- **DIRECTIONS FOR THIS TASK**: Pick out each line with the word "swirls" from the material that follows.

--- start EXERCISE INPUTS ---

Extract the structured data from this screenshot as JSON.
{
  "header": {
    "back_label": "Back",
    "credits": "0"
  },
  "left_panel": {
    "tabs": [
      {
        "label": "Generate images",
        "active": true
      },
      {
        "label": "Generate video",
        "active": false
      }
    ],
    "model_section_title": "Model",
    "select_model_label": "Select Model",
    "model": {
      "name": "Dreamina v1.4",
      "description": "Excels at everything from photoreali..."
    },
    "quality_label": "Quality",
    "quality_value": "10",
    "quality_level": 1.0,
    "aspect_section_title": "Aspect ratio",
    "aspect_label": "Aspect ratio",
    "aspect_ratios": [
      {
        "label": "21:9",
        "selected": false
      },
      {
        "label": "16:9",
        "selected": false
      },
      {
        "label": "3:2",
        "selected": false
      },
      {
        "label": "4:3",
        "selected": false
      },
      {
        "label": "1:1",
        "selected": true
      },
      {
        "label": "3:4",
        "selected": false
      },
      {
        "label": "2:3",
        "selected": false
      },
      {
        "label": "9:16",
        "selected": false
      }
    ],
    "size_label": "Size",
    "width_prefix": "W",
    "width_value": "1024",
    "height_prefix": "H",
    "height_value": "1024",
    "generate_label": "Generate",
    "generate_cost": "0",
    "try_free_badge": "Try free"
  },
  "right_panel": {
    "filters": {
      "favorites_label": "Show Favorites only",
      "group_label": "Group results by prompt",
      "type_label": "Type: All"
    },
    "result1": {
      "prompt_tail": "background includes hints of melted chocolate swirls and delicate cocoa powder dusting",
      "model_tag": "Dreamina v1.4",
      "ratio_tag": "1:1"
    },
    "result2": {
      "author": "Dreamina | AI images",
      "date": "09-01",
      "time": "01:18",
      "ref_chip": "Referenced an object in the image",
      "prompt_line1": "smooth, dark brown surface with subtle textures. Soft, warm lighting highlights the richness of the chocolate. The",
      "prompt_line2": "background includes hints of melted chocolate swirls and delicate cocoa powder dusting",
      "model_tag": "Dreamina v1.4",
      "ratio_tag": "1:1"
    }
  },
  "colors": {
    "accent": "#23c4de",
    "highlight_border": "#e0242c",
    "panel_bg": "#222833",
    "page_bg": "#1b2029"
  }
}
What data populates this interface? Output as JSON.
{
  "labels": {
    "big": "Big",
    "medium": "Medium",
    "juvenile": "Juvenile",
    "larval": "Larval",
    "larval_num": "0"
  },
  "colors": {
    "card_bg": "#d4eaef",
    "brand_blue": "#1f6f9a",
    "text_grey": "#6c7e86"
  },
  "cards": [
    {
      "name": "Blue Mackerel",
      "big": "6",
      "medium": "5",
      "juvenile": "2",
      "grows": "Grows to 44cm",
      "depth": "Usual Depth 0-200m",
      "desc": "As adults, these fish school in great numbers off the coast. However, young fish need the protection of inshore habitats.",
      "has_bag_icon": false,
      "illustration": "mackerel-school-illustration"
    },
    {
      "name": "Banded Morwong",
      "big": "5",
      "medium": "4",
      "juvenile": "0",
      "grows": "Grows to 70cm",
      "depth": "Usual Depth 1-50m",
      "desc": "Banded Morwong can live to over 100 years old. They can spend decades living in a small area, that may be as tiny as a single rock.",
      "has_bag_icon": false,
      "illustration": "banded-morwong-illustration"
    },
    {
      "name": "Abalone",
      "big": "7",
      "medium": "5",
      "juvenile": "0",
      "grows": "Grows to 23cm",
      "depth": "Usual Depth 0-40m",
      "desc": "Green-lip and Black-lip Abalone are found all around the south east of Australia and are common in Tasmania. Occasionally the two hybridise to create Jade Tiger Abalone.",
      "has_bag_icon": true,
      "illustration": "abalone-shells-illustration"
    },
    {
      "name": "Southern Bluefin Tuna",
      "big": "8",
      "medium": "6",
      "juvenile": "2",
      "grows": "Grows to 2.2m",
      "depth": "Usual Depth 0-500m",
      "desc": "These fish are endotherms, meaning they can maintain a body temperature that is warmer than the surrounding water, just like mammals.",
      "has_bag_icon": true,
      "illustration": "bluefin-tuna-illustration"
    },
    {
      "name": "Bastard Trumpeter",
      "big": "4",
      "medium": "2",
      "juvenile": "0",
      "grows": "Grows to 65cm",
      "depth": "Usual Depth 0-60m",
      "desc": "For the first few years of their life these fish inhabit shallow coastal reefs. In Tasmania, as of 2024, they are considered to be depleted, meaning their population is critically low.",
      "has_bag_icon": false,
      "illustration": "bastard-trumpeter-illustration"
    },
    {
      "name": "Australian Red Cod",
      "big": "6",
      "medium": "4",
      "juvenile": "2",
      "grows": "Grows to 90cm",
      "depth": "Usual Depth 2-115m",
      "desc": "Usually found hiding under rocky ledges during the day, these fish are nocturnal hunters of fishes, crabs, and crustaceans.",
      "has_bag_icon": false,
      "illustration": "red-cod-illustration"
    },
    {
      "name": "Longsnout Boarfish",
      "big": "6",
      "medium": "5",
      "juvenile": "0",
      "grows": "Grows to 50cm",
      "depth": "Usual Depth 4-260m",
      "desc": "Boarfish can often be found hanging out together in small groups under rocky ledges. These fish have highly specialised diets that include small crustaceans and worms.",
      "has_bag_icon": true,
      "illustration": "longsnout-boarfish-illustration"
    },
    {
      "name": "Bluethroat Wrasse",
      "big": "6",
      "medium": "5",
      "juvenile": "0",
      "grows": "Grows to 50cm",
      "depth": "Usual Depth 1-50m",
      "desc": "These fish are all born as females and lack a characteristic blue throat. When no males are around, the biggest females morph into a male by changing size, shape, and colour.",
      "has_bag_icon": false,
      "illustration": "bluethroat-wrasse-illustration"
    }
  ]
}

--- end EXERCISE INPUTS ---

- **TASK RESULT**:
      "prompt_tail": "background includes hints of melted chocolate swirls and delicate cocoa powder dusting",
      "prompt_line2": "background includes hints of melted chocolate swirls and delicate cocoa powder dusting",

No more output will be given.